● **Document section**:
● ● ●

It is most preferred that such a substitution results in an spring powered gas operated weapon comprising a barrel, a cylinder, a helical compression spring, and a trigger mechanism, in which the compression spring is located within the cylinder, characterised in that a piston head according to the present invention which comprises a cylindrical boss and a piston end is attached to a first end of the spring, the radii of the substantially cylindrical surfaces of the boss and piston end are substantially the same as each other, and the substantially cylindrical surfaces of the boss and piston end are in sliding contact with the cylindrical surface defining the compression cylinder of the spring powered gas operated weapon.
Use of the piston head of the present invention in a spring powered gas operated weapon is advantageous because it has been found that the plunger and blind bore of the piston head together act as a damper. The damper absorbs the piston bounce effect experienced with spring powered gas operated weapons. Furthermore, because in the most preferred embodiments of the present invention the plunger may rotate about it's central axis whilst within the blind bore, when the piston head encounters the end of the compression cylinder the rotation or torque exerted by the compression spring is applied to the spring abutment means, which rotates independently of the piston end.
Further advantages of the piston head of the present invention are that because of the increase in the energy transmitted to the projectile for the spring, a lighter spring can be used to achieve the same results as currently known designs. The use of a lighter spring means that less force is required to compress that spring prior to firing. In the majority of known designs of spring operated spring powered gas operated weapons, compression of the spring is performed by the user using the barrel as a lever to gain sufficient mechanical advantage to be able to compress the spring, The need for less force to compress a spring in an spring powered gas operated weapon that incorporates a piston head of the present invention means that less mechanical advantage is need to compress the spring so the lever or barrel may be shorter than in known designs. A shorter barrel is advantageous because it uses less material, it weighs less, and the time the projectile is in the barrel after firing, the lock time, is less. The decrease in lock time means that the user has to maintain their aim at the target for less time and thus increases the accuracy of the user's shooting.

● ● ●

● **Given instruction A**: Sum up the piston head passage in two sentences.
● **Given instruction B**: Reproduce word for word the part of the piston head passage starting with "It is most preferred" and going on through "gas operated weapon.".

● **Data block**:

● ● ●

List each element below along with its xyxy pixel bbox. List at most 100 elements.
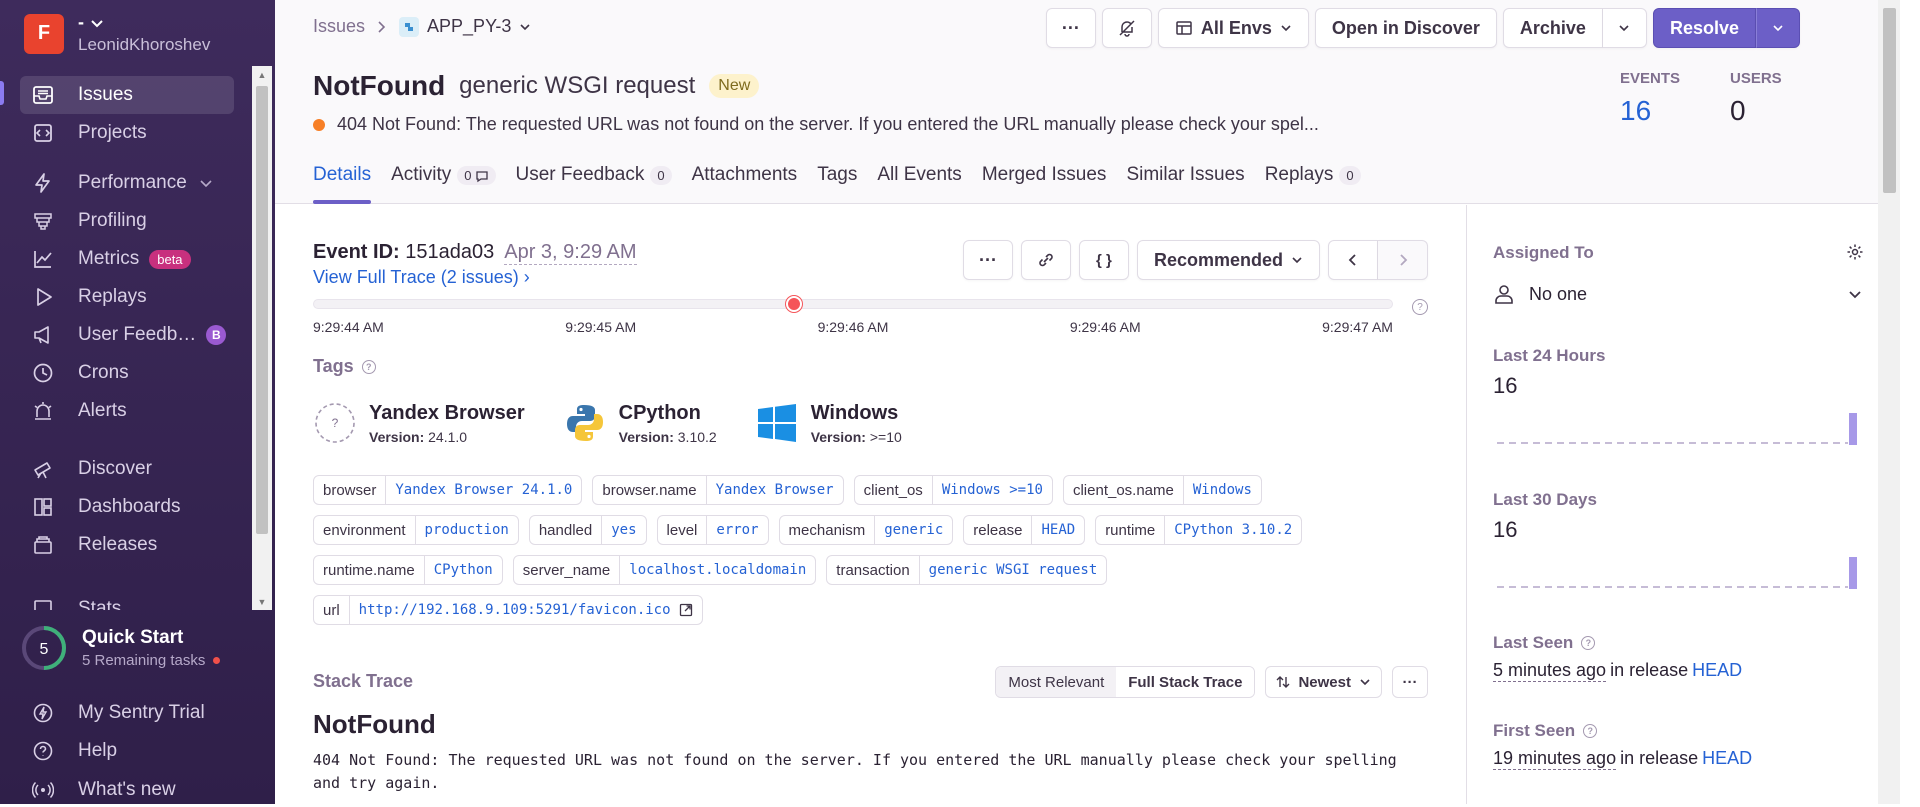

● ● ●

● **Output A**: The piston head has a cylindrical boss and a piston end of about the same radius, is attached to one end of the compression spring, and slides against the cylinder wall of a spring powered gas operated weapon. Its plunger and blind bore act as a damper that absorbs piston bounce, and because more energy reaches the projectile, a lighter spring can be used, which takes less force to compress and so allows a shorter barrel that uses less material, weighs less, cuts lock time and improves the user's accuracy.

● **Output B**:
It is most preferred that such a substitution results in an spring powered gas operated weapon comprising a barrel, a cylinder, a helical compression spring, and a trigger mechanism, in which the compression spring is located within the cylinder, characterised in that a piston head according to the present invention which comprises a cylindrical boss and a piston end is attached to a first end of the spring, the radii of the substantially cylindrical surfaces of the boss and piston end are substantially the same as each other, and the substantially cylindrical surfaces of the boss and piston end are in sliding contact with the cylindrical surface defining the compression cylinder of the spring powered gas operated weapon.